# EXCERPTED RECORDS start

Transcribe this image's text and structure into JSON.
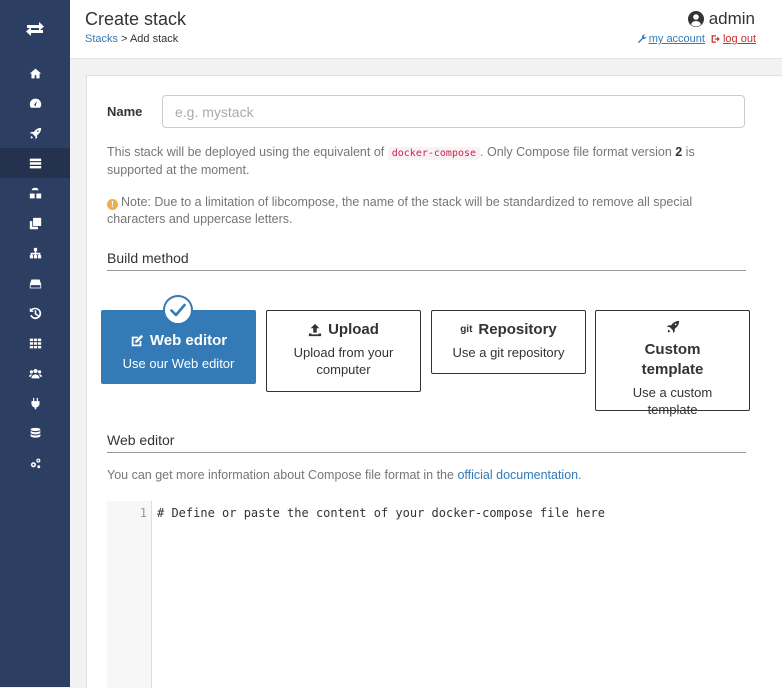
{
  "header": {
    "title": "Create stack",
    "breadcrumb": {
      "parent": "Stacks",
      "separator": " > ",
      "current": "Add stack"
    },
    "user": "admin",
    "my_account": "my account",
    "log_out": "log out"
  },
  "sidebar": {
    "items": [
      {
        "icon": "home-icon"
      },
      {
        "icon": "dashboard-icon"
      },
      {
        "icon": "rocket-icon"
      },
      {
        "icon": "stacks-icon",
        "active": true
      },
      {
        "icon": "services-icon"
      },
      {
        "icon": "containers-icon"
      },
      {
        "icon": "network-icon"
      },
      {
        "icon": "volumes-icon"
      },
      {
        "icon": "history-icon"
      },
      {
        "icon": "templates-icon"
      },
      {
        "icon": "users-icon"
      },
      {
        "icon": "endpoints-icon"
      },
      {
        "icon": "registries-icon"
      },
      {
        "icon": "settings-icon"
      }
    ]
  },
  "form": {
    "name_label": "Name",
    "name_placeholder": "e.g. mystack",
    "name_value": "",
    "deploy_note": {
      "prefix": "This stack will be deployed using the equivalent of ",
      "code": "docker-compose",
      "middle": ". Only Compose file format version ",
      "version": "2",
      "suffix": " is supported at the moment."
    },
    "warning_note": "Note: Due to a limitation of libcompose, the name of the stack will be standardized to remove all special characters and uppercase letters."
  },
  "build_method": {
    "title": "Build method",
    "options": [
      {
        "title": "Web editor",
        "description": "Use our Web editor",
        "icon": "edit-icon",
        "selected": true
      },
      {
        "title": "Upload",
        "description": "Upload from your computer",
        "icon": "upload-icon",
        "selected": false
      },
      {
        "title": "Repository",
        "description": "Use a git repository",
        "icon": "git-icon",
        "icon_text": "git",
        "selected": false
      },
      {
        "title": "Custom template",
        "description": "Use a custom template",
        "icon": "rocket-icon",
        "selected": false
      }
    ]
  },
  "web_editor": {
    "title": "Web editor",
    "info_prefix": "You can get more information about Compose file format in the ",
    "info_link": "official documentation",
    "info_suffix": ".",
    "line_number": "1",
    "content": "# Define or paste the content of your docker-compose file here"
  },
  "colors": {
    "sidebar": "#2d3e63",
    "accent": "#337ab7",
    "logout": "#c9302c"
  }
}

# EXCERPTED RECORDS end

→ THE REQUEST
Leave out the pictures and return every record word for word.

→ COMPLETED TASK
Transcribe this image's text and structure into JSON.
{
  "header": {
    "title": "Create stack",
    "breadcrumb": {
      "parent": "Stacks",
      "separator": " > ",
      "current": "Add stack"
    },
    "user": "admin",
    "my_account": "my account",
    "log_out": "log out"
  },
  "sidebar": {
    "items": [
      {
        "icon": "home-icon"
      },
      {
        "icon": "dashboard-icon"
      },
      {
        "icon": "rocket-icon"
      },
      {
        "icon": "stacks-icon",
        "active": true
      },
      {
        "icon": "services-icon"
      },
      {
        "icon": "containers-icon"
      },
      {
        "icon": "network-icon"
      },
      {
        "icon": "volumes-icon"
      },
      {
        "icon": "history-icon"
      },
      {
        "icon": "templates-icon"
      },
      {
        "icon": "users-icon"
      },
      {
        "icon": "endpoints-icon"
      },
      {
        "icon": "registries-icon"
      },
      {
        "icon": "settings-icon"
      }
    ]
  },
  "form": {
    "name_label": "Name",
    "name_placeholder": "e.g. mystack",
    "name_value": "",
    "deploy_note": {
      "prefix": "This stack will be deployed using the equivalent of ",
      "code": "docker-compose",
      "middle": ". Only Compose file format version ",
      "version": "2",
      "suffix": " is supported at the moment."
    },
    "warning_note": "Note: Due to a limitation of libcompose, the name of the stack will be standardized to remove all special characters and uppercase letters."
  },
  "build_method": {
    "title": "Build method",
    "options": [
      {
        "title": "Web editor",
        "description": "Use our Web editor",
        "icon": "edit-icon",
        "selected": true
      },
      {
        "title": "Upload",
        "description": "Upload from your computer",
        "icon": "upload-icon",
        "selected": false
      },
      {
        "title": "Repository",
        "description": "Use a git repository",
        "icon": "git-icon",
        "icon_text": "git",
        "selected": false
      },
      {
        "title": "Custom template",
        "description": "Use a custom template",
        "icon": "rocket-icon",
        "selected": false
      }
    ]
  },
  "web_editor": {
    "title": "Web editor",
    "info_prefix": "You can get more information about Compose file format in the ",
    "info_link": "official documentation",
    "info_suffix": ".",
    "line_number": "1",
    "content": "# Define or paste the content of your docker-compose file here"
  },
  "colors": {
    "sidebar": "#2d3e63",
    "accent": "#337ab7",
    "logout": "#c9302c"
  }
}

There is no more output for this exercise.